BRANO SELEZIONATO
|---|

(ASI) Brasile - "Non pentito" Questo l'evidente stato d'animo espresso da Luiz Iniacio Lula da Silva, ma che nemmeno definirebbe adeguatamente la sua arringa in occasione di un incontro con i sindacati bancari a San Paolo.
 
"Ho 70 anni, una mente da 30 e un fisico da 20. Sono tentato di candidarmi nel 2018 e questo non è altro che il tentativo di un golpe." Lula non si limita assolutamente alla difesa, ma preferisce attaccare a spada tratta e con parole affilate ogni inquirente, respingendo le accuse.
 
Il leader socialista è furioso e dopo diverso tempo torna a parlare a braccio per l'enfasi del momento: "Sono stato umiliato - ha urlato alla platea - Nonostante tutti gli sforzi del mio partito a favore degli ultimi e dei lavoratori. Non esiste ragione per un tale accanimento della polizia se non per uno sporco golpe mosso da poteri politici avversi".
 
Se l'ex presidente non replica semplicemente alle accuse, ma preferisce attaccare in ogni occasione pubblica che può proporsi come pretesto, nelle strade brasiliane ora la crisi brasiliana non è solo legata all'economia, ma anche alla politica e alla dimensione sociale.
 
I dati economici di per sé fanno paura, con i prezzi più cari e i pochi acquisti. Dati gravi come non si registravano dal 2005, con un nuovo taglio di altri 500 mila posti di lavoro.

|---|

DA FARE
A - Trascrivi la parte del brano su Lula che comincia con "I dati economici" e prosegue fino a "posti di lavoro.".
B - Riassumi il brano su Lula in due frasi.
C - Prosegui il brano su Lula dopo la sua ultima frase.

|---|

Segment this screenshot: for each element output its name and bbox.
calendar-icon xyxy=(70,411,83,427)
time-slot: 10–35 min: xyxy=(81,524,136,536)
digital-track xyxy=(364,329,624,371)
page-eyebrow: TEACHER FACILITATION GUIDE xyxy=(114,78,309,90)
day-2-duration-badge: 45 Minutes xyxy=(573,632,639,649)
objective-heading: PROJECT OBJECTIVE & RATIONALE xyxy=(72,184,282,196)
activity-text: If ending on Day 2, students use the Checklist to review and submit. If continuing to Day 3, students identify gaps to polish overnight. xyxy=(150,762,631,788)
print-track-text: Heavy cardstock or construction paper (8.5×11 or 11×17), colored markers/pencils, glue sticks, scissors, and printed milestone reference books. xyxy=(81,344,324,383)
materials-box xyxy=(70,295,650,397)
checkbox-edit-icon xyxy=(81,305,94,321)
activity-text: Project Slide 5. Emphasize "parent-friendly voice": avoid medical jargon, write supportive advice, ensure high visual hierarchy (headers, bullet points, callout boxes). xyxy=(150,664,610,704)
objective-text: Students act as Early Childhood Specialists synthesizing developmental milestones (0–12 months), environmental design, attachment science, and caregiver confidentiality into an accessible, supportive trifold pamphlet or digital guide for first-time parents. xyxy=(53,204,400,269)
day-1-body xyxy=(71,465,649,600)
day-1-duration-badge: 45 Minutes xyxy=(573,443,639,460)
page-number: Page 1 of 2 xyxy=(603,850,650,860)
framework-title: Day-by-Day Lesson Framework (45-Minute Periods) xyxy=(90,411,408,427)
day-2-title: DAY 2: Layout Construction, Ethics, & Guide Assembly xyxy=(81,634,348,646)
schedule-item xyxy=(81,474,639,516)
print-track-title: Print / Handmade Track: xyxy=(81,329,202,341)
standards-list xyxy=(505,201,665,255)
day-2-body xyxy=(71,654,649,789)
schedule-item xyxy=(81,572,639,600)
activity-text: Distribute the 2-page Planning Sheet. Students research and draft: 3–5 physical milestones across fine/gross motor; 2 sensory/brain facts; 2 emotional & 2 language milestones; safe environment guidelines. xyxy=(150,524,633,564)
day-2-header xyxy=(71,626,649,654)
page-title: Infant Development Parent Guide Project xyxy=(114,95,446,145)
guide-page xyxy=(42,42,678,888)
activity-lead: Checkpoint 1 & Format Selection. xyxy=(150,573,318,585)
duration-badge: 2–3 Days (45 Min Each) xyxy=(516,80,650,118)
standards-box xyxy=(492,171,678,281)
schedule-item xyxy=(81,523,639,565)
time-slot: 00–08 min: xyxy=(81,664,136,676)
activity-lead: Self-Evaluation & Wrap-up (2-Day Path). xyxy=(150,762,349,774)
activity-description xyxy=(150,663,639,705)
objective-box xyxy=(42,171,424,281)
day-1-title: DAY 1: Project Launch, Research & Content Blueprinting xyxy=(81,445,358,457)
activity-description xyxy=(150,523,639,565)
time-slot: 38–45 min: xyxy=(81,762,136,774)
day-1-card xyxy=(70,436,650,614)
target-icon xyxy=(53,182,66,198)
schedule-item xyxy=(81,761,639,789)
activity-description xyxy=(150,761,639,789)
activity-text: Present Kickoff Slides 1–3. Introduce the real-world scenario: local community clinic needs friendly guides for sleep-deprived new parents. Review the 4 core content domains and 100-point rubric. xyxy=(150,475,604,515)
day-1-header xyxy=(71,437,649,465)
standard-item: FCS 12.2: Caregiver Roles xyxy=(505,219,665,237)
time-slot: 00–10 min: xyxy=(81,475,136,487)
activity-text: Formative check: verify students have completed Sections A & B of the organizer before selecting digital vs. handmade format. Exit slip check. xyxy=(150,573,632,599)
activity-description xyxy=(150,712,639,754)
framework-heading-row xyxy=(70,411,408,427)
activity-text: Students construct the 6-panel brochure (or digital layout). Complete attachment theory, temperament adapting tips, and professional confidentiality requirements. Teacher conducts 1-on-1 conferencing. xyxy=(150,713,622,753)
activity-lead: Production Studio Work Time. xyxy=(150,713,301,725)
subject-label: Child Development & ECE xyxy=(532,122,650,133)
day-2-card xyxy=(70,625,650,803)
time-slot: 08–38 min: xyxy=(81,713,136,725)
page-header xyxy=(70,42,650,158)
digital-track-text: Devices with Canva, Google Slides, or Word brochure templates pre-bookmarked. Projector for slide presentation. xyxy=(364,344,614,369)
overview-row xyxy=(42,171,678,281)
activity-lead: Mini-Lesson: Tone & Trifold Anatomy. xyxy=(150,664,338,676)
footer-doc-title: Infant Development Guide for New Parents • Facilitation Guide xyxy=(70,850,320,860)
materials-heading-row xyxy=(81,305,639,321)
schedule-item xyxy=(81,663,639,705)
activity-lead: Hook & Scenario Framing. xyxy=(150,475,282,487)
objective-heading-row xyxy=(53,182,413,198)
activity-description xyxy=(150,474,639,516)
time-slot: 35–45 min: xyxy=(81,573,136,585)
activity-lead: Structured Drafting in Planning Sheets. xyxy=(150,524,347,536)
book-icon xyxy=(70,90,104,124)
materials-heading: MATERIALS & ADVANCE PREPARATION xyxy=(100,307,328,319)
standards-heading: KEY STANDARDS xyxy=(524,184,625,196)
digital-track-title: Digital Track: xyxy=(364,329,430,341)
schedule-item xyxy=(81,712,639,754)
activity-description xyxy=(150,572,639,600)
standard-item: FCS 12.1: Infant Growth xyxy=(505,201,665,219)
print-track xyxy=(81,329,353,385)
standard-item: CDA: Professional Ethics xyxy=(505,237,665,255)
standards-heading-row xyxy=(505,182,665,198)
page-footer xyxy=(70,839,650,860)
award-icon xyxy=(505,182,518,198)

|---|

RISPOSTE
A -
I dati economici di per sé fanno paura, con i prezzi più cari e i pochi acquisti. Dati gravi come non si registravano dal 2005, con un nuovo taglio di altri 500 mila posti di lavoro.

B - Durante un incontro con i sindacati bancari a San Paolo, Lula si dice tentato di candidarsi nel 2018 e respinge le accuse attaccando gli inquirenti e parlando di un golpe mosso da poteri politici avversi. Intanto in Brasile la crisi non riguarda solo l'economia ma anche la politica e la dimensione sociale, con dati economici gravi come non si registravano dal 2005 e un nuovo taglio di altri 500 mila posti di lavoro.

C -
A tutto questo si aggiunge la rivolta nelle strade e gli scontri tra sostenitori e critici di Lula, circa 250 di fronte alla sede del partito dei lavoratori lo scorso venerdì, dove la polizia ha dovuto impiegate un cordone e molti lacrimogeni per respingere l'offensiva.
 
Ma se molti credono ancora nel sogno di Lula per un Brasile più giusto, pesano purtroppo i sospetti che i magistrati considerano conseguenze di tangenti: una villa a Guaruja acquisita a un prezzo infimo, lo yacht della moglie, una fattoria per tutta la famiglia e 200 mila dollari liquidi alla Fondazione Lula.
 
Nel gioco dei sospetti però, quel che è certo rimane lo scandalo Petrobras, che al di là di ogni suo responsabile sarà ricordato solo come una nuova macchia del Sud America.
Quella di uno dei suoi principali Paesi dove giganti petroliferi continuano a raccolgliere ricchezze e dove ormai poco ignari cittadini trascorrono i giorni in case di fango, molti dei quali senza neanche il diritto di poter andare a lavoro.